_DATA SHOWN_
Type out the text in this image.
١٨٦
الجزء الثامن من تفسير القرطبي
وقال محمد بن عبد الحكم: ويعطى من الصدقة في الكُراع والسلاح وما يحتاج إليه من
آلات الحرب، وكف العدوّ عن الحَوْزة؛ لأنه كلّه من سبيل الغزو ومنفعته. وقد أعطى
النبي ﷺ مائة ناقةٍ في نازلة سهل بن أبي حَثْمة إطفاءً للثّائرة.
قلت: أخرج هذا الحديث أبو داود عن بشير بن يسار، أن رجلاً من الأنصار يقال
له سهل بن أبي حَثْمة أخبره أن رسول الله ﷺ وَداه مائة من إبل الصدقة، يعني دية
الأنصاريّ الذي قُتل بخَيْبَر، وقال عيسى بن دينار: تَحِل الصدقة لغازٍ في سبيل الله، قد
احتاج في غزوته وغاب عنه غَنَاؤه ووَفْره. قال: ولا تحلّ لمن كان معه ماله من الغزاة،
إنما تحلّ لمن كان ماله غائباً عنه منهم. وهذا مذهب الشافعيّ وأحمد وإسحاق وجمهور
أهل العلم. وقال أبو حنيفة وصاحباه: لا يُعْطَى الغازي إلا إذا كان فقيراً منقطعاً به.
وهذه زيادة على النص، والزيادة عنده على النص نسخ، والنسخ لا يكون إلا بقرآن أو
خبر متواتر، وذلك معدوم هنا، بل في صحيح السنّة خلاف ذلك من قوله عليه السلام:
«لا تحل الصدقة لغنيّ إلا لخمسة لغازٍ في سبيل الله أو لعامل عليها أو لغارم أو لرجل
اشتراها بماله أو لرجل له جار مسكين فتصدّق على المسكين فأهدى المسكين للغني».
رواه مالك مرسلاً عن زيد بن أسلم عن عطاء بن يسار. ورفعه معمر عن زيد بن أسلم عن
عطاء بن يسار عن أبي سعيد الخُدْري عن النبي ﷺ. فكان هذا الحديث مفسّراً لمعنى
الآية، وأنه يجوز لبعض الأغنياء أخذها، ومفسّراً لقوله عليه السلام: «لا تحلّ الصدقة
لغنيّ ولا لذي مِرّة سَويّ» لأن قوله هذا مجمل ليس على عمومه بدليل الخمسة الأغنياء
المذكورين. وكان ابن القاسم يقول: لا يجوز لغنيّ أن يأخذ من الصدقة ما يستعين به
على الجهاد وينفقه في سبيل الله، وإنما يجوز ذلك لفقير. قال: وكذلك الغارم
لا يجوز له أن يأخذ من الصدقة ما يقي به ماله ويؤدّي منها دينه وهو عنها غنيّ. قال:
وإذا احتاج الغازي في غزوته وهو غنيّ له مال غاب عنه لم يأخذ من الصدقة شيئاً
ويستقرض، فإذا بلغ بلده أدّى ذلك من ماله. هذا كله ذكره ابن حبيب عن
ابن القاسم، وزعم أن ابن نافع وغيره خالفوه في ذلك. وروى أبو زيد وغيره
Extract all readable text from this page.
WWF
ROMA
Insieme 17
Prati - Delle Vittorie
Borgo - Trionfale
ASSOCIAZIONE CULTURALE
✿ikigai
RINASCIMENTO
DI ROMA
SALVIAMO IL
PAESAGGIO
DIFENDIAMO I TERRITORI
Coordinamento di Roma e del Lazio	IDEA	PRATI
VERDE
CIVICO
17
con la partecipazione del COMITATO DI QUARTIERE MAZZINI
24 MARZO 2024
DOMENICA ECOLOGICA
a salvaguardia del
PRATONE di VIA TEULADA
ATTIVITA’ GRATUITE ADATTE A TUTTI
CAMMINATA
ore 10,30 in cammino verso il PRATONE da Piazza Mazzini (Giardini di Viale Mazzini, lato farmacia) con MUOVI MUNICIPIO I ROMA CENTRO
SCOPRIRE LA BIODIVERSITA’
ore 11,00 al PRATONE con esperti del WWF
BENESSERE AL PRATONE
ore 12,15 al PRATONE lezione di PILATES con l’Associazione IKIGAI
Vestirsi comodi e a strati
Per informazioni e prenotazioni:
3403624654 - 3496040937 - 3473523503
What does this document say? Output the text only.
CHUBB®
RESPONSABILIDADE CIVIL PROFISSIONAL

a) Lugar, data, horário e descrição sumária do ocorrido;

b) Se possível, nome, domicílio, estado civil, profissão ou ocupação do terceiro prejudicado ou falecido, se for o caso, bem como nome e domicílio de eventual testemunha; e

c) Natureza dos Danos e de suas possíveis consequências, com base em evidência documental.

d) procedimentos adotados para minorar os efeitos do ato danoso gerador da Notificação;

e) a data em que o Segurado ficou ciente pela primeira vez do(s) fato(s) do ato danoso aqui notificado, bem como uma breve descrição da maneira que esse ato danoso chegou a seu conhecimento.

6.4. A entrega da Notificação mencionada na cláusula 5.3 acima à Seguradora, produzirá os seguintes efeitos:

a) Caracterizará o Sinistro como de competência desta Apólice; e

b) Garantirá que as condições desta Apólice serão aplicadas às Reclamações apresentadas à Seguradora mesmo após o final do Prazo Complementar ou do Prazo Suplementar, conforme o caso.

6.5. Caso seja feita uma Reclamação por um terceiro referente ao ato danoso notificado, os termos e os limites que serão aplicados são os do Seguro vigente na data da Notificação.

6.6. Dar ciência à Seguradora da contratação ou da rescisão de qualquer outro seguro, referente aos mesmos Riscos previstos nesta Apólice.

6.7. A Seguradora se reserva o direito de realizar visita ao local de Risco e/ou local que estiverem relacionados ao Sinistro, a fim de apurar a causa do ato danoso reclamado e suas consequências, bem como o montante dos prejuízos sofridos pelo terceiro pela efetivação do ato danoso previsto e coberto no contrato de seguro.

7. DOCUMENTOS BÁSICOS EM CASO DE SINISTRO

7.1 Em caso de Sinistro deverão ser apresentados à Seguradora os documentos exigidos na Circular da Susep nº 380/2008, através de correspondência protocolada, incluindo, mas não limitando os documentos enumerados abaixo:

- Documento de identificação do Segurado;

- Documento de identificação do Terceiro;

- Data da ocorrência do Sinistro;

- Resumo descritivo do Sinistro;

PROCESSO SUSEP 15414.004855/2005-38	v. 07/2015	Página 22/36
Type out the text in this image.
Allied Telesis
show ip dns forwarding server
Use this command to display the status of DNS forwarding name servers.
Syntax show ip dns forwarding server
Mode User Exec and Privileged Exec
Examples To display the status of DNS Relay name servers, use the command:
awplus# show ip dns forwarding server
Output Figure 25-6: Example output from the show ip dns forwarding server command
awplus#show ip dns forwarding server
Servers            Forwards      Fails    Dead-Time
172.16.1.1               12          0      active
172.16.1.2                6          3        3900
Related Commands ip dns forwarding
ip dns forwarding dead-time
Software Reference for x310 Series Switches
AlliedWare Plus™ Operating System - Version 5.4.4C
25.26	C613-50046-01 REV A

_TASK STATEMENT_
Using the listing above, say how many of its lines contain the string "PRATONE", giving nothing but the figure.

_TASK SOLUTION_
5